§ Problem to solve: Lines that hold the string "four" are to be counted; give only their number.

(Collected data)

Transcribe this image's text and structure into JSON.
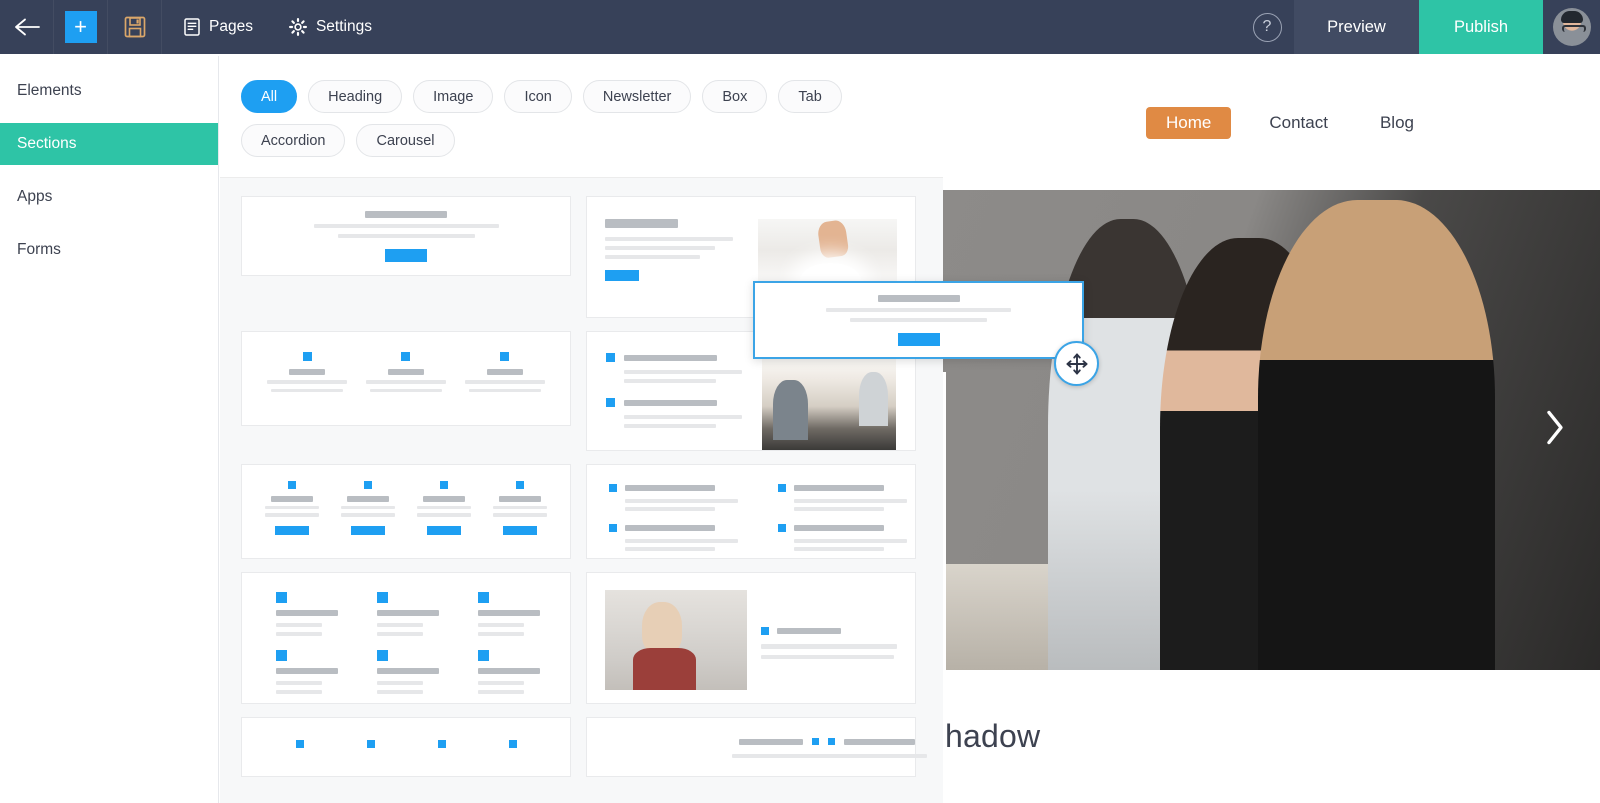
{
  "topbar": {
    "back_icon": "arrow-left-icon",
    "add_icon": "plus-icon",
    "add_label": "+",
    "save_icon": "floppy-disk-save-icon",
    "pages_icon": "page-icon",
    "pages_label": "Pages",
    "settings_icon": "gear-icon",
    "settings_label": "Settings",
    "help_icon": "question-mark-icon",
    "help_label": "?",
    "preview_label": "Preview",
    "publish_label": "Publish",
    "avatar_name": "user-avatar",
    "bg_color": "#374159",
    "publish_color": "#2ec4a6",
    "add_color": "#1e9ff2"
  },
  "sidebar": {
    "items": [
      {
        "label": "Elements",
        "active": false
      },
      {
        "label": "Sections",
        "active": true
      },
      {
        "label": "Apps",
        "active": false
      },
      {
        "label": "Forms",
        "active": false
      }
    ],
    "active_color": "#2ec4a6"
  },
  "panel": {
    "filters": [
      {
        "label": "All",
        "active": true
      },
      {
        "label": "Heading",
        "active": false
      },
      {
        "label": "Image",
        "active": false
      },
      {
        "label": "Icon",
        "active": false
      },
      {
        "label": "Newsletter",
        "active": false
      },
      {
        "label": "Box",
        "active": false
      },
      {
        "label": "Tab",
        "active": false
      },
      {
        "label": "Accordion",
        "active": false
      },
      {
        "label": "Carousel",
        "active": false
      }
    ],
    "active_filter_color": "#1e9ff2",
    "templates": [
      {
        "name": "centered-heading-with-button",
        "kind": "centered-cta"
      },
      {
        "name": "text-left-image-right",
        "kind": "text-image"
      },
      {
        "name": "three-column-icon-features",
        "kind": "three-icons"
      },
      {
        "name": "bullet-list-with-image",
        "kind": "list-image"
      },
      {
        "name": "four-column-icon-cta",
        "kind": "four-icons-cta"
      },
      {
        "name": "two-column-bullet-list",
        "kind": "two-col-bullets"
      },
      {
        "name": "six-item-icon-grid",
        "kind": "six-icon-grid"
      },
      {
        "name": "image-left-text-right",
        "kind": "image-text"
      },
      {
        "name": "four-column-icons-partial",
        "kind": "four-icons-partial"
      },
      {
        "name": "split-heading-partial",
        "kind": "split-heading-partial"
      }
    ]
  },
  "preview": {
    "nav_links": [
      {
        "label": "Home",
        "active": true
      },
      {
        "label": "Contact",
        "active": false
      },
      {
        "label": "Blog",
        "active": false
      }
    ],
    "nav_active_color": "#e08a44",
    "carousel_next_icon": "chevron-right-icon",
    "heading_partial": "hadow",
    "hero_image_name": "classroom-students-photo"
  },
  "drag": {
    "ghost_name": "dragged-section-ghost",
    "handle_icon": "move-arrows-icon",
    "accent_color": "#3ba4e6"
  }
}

§ Solution: 4